EXERCISE DESCRIPTION —
Quote, verbatim, all material below, without pictures.
++++++++++++++++++++
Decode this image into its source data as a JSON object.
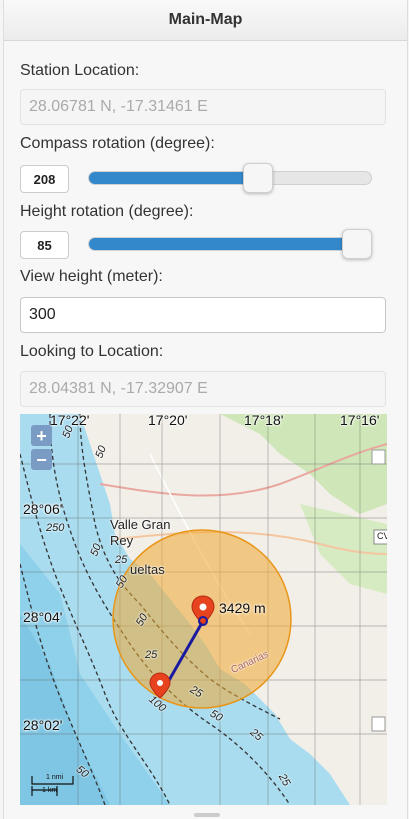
{
  "header": {
    "title": "Main-Map"
  },
  "station": {
    "label": "Station Location:",
    "value": "28.06781 N, -17.31461 E"
  },
  "compass": {
    "label": "Compass rotation (degree):",
    "value": "208",
    "fraction": 0.6
  },
  "height_rot": {
    "label": "Height rotation (degree):",
    "value": "85",
    "fraction": 0.95
  },
  "view_height": {
    "label": "View height (meter):",
    "value": "300"
  },
  "looking": {
    "label": "Looking to Location:",
    "value": "28.04381 N, -17.32907 E"
  },
  "map": {
    "zoom_in": "+",
    "zoom_out": "−",
    "lon_ticks": [
      "17°22'",
      "17°20'",
      "17°18'",
      "17°16'"
    ],
    "lat_ticks": [
      "28°06'",
      "28°04'",
      "28°02'"
    ],
    "place_valle": "Valle Gran",
    "place_rey": "Rey",
    "place_vueltas": "ueltas",
    "place_canarias": "Canarias",
    "road_label": "CV",
    "distance": "3429 m",
    "depth_labels": [
      "50",
      "250",
      "50",
      "25",
      "50",
      "50",
      "25",
      "100",
      "50",
      "25",
      "50",
      "25",
      "25",
      "50"
    ],
    "scale_nmi": "1 nmi",
    "scale_km": "1 km",
    "colors": {
      "land": "#f2efe9",
      "sea_shallow": "#b3e3f2",
      "sea_deep": "#8fd0ea",
      "circle": "#f0a830",
      "marker": "#e8431f",
      "line": "#1a1aa0"
    }
  }
}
++++++++++++++++++++
THE OUTPUT —
Decode this image into its source data as a JSON object.
{
  "header": {
    "title": "Main-Map"
  },
  "station": {
    "label": "Station Location:",
    "value": "28.06781 N, -17.31461 E"
  },
  "compass": {
    "label": "Compass rotation (degree):",
    "value": "208",
    "fraction": 0.6
  },
  "height_rot": {
    "label": "Height rotation (degree):",
    "value": "85",
    "fraction": 0.95
  },
  "view_height": {
    "label": "View height (meter):",
    "value": "300"
  },
  "looking": {
    "label": "Looking to Location:",
    "value": "28.04381 N, -17.32907 E"
  },
  "map": {
    "zoom_in": "+",
    "zoom_out": "−",
    "lon_ticks": [
      "17°22'",
      "17°20'",
      "17°18'",
      "17°16'"
    ],
    "lat_ticks": [
      "28°06'",
      "28°04'",
      "28°02'"
    ],
    "place_valle": "Valle Gran",
    "place_rey": "Rey",
    "place_vueltas": "ueltas",
    "place_canarias": "Canarias",
    "road_label": "CV",
    "distance": "3429 m",
    "depth_labels": [
      "50",
      "250",
      "50",
      "25",
      "50",
      "50",
      "25",
      "100",
      "50",
      "25",
      "50",
      "25",
      "25",
      "50"
    ],
    "scale_nmi": "1 nmi",
    "scale_km": "1 km",
    "colors": {
      "land": "#f2efe9",
      "sea_shallow": "#b3e3f2",
      "sea_deep": "#8fd0ea",
      "circle": "#f0a830",
      "marker": "#e8431f",
      "line": "#1a1aa0"
    }
  }
}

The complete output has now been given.